• **YOUR GOAL**
Pick out the lines in the listing below that contain the word "даты" and copy them.

----

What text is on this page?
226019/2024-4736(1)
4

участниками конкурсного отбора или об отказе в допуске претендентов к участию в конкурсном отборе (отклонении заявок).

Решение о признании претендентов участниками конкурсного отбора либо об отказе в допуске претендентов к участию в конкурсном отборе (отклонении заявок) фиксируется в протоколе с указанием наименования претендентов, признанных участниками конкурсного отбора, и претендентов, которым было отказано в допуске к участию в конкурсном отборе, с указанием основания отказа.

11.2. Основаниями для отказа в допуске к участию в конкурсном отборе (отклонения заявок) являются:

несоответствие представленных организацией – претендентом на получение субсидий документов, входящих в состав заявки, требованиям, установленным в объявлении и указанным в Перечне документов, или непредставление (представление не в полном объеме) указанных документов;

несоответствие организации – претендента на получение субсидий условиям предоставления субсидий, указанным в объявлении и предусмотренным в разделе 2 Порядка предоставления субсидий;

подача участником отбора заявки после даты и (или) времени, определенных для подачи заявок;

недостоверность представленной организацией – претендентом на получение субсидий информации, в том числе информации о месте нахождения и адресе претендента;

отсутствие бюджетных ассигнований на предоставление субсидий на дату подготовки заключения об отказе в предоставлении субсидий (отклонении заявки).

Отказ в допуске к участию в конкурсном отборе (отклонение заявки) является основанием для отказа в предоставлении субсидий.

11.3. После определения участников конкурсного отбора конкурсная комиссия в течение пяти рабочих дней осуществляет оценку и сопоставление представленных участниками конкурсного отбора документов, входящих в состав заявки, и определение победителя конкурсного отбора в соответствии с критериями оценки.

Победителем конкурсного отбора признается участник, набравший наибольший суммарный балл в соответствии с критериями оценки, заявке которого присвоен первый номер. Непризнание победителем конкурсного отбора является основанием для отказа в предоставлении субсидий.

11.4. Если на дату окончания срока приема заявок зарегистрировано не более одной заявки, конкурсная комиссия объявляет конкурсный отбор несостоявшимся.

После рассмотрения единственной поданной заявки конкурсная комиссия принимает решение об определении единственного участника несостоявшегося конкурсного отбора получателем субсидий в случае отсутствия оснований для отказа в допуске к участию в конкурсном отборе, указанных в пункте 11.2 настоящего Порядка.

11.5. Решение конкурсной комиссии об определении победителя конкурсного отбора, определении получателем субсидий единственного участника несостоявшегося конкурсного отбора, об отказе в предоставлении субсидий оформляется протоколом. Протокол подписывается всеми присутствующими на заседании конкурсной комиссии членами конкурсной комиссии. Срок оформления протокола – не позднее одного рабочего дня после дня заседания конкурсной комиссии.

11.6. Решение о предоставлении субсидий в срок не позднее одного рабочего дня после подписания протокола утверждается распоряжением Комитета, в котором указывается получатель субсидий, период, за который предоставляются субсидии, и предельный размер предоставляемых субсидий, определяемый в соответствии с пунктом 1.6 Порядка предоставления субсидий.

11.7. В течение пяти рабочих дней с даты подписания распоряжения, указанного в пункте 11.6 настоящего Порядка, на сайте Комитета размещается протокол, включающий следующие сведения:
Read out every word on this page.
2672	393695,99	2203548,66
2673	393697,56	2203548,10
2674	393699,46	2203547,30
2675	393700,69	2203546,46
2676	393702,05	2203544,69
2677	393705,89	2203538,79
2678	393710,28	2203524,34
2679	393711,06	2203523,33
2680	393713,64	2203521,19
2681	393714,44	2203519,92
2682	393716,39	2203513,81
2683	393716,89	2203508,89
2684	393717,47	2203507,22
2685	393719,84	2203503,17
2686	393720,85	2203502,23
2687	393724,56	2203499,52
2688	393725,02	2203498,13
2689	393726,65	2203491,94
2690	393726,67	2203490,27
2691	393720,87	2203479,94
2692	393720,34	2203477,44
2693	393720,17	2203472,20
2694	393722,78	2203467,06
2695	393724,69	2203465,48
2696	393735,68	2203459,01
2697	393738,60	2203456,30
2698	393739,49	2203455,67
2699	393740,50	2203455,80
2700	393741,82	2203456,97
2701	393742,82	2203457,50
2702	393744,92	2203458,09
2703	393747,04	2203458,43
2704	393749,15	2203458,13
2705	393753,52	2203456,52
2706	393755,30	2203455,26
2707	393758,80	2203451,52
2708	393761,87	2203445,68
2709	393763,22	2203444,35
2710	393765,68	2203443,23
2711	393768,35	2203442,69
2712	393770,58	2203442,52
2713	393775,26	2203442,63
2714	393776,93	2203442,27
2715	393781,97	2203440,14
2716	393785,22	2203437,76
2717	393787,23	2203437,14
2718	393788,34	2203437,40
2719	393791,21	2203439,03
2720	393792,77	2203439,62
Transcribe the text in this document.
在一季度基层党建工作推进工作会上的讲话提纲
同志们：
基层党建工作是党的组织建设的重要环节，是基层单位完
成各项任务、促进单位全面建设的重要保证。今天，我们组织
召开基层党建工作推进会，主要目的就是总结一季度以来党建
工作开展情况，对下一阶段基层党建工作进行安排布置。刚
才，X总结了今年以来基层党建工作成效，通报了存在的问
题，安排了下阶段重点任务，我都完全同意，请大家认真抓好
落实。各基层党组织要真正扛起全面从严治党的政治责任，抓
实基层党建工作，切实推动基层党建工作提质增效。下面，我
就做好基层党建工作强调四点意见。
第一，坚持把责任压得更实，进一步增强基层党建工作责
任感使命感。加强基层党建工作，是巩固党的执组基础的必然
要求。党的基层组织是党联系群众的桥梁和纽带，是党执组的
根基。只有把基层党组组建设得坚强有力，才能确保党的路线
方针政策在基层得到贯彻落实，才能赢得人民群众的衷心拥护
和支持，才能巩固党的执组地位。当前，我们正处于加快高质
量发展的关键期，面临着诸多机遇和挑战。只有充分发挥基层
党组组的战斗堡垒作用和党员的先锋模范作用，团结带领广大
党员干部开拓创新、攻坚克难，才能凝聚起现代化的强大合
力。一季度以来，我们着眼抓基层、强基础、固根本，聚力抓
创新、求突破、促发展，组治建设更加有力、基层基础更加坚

----

• **WRITTEN ANSWER**
подача участником отбора заявки после даты и (или) времени, определенных для подачи заявок;
11.7. В течение пяти рабочих дней с даты подписания распоряжения, указанного в пункте 11.6 настоящего Порядка, на сайте Комитета размещается протокол, включающий следующие сведения:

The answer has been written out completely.